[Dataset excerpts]
==================================================
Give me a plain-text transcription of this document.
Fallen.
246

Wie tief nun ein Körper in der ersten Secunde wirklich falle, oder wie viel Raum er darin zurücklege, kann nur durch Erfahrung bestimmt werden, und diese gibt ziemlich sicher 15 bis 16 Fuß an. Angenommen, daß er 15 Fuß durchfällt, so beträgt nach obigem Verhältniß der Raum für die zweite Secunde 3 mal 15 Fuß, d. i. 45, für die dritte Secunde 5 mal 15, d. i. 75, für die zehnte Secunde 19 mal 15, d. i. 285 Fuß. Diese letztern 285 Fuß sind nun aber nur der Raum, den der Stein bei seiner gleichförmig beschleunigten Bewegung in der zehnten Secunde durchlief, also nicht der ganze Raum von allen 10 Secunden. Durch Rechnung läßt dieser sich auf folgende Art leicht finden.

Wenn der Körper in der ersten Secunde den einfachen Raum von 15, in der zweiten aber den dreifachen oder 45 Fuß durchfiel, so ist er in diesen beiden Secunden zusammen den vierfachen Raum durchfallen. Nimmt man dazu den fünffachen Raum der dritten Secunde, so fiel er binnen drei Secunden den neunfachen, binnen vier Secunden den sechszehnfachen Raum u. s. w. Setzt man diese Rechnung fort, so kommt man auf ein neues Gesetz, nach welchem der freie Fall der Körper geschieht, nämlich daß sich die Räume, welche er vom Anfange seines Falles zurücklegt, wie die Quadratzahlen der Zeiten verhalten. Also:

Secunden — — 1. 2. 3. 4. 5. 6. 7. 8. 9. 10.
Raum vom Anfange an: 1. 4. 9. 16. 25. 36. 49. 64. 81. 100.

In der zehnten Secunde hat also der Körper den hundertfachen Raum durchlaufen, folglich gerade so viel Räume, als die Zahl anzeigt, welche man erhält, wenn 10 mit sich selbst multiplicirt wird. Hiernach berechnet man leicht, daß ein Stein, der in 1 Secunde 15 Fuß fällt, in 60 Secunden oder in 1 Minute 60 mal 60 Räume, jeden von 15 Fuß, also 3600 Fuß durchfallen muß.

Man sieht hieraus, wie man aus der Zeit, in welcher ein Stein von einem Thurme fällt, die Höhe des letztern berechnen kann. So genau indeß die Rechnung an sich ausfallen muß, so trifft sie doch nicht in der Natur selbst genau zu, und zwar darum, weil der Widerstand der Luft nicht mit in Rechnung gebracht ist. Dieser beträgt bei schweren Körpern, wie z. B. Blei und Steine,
==================================================
### [EXERCISE DETAILS]
Repeat the full set of records exactly.

### [YOUR RESPONSE]
Give me a plain-text transcription of this document.
Fallen.
246

Wie tief nun ein Körper in der ersten Secunde wirklich falle, oder wie viel Raum er darin zurücklege, kann nur durch Erfahrung bestimmt werden, und diese gibt ziemlich sicher 15 bis 16 Fuß an. Angenommen, daß er 15 Fuß durchfällt, so beträgt nach obigem Verhältniß der Raum für die zweite Secunde 3 mal 15 Fuß, d. i. 45, für die dritte Secunde 5 mal 15, d. i. 75, für die zehnte Secunde 19 mal 15, d. i. 285 Fuß. Diese letztern 285 Fuß sind nun aber nur der Raum, den der Stein bei seiner gleichförmig beschleunigten Bewegung in der zehnten Secunde durchlief, also nicht der ganze Raum von allen 10 Secunden. Durch Rechnung läßt dieser sich auf folgende Art leicht finden.

Wenn der Körper in der ersten Secunde den einfachen Raum von 15, in der zweiten aber den dreifachen oder 45 Fuß durchfiel, so ist er in diesen beiden Secunden zusammen den vierfachen Raum durchfallen. Nimmt man dazu den fünffachen Raum der dritten Secunde, so fiel er binnen drei Secunden den neunfachen, binnen vier Secunden den sechszehnfachen Raum u. s. w. Setzt man diese Rechnung fort, so kommt man auf ein neues Gesetz, nach welchem der freie Fall der Körper geschieht, nämlich daß sich die Räume, welche er vom Anfange seines Falles zurücklegt, wie die Quadratzahlen der Zeiten verhalten. Also:

Secunden — — 1. 2. 3. 4. 5. 6. 7. 8. 9. 10.
Raum vom Anfange an: 1. 4. 9. 16. 25. 36. 49. 64. 81. 100.

In der zehnten Secunde hat also der Körper den hundertfachen Raum durchlaufen, folglich gerade so viel Räume, als die Zahl anzeigt, welche man erhält, wenn 10 mit sich selbst multiplicirt wird. Hiernach berechnet man leicht, daß ein Stein, der in 1 Secunde 15 Fuß fällt, in 60 Secunden oder in 1 Minute 60 mal 60 Räume, jeden von 15 Fuß, also 3600 Fuß durchfallen muß.

Man sieht hieraus, wie man aus der Zeit, in welcher ein Stein von einem Thurme fällt, die Höhe des letztern berechnen kann. So genau indeß die Rechnung an sich ausfallen muß, so trifft sie doch nicht in der Natur selbst genau zu, und zwar darum, weil der Widerstand der Luft nicht mit in Rechnung gebracht ist. Dieser beträgt bei schweren Körpern, wie z. B. Blei und Steine,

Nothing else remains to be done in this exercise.